--- Start Data for the task ---

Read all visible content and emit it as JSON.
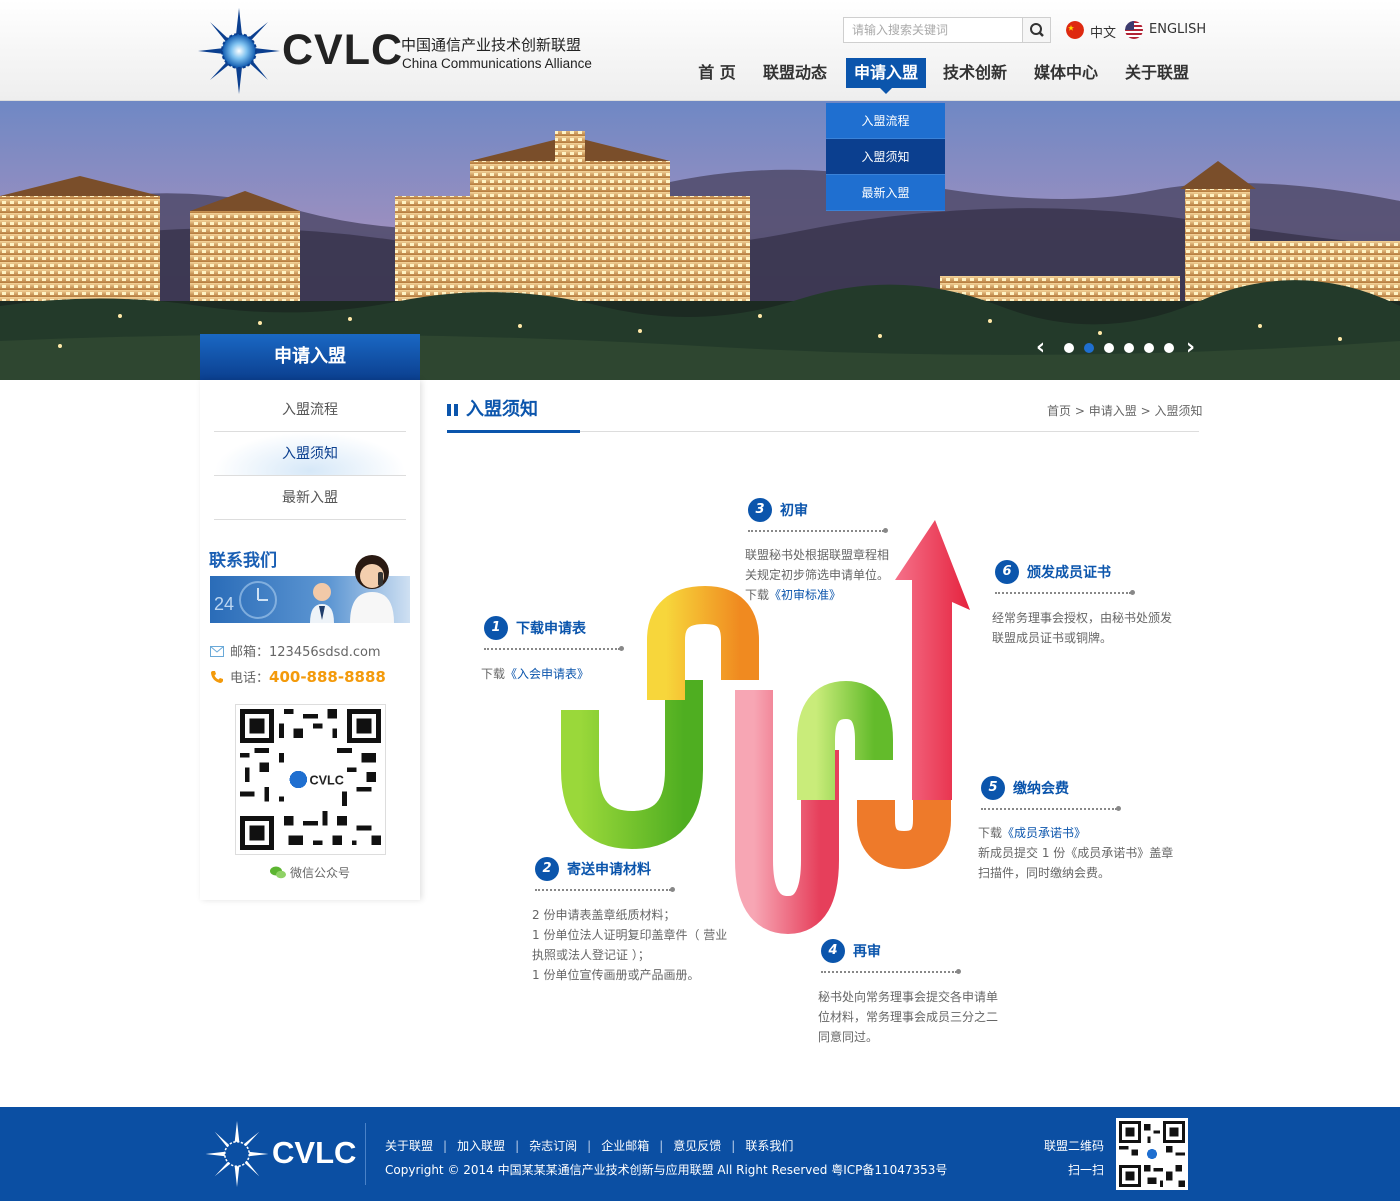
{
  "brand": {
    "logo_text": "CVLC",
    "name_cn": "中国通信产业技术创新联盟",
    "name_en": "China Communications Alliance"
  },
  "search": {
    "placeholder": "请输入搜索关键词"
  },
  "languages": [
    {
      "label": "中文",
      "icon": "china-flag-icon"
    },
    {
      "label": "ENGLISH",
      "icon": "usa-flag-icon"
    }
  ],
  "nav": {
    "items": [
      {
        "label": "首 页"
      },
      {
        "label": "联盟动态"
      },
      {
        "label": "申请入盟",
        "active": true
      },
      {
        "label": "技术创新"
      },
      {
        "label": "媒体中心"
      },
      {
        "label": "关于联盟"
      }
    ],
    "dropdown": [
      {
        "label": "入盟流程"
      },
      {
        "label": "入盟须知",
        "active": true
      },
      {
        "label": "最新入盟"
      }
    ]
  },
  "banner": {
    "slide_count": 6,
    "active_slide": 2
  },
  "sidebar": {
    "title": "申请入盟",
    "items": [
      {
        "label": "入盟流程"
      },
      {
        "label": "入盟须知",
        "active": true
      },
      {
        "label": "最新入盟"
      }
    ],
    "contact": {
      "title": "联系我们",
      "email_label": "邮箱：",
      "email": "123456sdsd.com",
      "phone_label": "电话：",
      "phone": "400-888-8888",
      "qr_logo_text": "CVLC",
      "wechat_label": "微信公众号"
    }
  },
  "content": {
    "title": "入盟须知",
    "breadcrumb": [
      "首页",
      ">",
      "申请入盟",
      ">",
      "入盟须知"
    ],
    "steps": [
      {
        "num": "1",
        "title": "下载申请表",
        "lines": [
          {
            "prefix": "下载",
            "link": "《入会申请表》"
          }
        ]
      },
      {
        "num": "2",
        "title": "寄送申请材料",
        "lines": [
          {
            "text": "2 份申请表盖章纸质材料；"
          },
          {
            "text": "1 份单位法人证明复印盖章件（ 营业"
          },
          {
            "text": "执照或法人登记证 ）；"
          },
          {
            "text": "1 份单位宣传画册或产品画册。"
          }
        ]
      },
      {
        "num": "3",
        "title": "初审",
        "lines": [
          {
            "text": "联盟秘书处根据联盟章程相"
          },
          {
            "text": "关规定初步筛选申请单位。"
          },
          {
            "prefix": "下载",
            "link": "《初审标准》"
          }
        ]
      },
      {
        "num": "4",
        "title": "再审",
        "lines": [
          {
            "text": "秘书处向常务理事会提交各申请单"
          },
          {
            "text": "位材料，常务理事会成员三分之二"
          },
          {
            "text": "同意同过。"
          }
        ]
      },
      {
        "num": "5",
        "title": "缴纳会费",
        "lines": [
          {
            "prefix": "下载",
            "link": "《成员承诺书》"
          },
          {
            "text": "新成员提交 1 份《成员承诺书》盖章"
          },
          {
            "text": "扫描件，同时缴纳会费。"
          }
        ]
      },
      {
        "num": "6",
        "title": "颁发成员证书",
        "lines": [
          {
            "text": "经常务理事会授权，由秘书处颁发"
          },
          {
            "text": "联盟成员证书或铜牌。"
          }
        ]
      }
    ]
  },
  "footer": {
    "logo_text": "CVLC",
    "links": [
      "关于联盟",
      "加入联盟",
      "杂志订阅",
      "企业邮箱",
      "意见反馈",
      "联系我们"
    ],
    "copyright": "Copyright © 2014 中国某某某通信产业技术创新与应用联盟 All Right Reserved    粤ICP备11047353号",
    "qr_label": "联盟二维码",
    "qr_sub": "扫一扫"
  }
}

--- End Data for the task ---
--- Start Data for the task ---

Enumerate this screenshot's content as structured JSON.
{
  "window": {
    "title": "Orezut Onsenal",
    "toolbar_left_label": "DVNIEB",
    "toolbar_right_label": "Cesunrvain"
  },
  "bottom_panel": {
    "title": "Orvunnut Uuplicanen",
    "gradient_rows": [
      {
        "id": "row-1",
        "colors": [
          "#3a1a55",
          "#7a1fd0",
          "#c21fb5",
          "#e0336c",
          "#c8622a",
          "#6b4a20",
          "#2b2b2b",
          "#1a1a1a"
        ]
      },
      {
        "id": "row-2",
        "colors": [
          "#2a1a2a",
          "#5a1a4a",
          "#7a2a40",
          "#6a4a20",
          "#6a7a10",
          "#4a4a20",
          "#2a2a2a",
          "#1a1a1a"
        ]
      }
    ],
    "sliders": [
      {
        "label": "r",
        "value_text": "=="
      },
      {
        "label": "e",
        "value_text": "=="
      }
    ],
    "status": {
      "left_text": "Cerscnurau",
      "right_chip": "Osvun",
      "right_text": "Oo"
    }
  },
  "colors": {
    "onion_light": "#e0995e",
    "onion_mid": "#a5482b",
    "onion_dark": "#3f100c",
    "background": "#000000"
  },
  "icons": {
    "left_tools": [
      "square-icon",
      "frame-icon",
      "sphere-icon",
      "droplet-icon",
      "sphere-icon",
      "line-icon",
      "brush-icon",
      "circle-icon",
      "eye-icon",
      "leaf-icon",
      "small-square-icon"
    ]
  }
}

--- End Data for the task ---

Problem to work on.
Report how many lines include the word "入盟须知". Give nothing but the number.

Task response.
4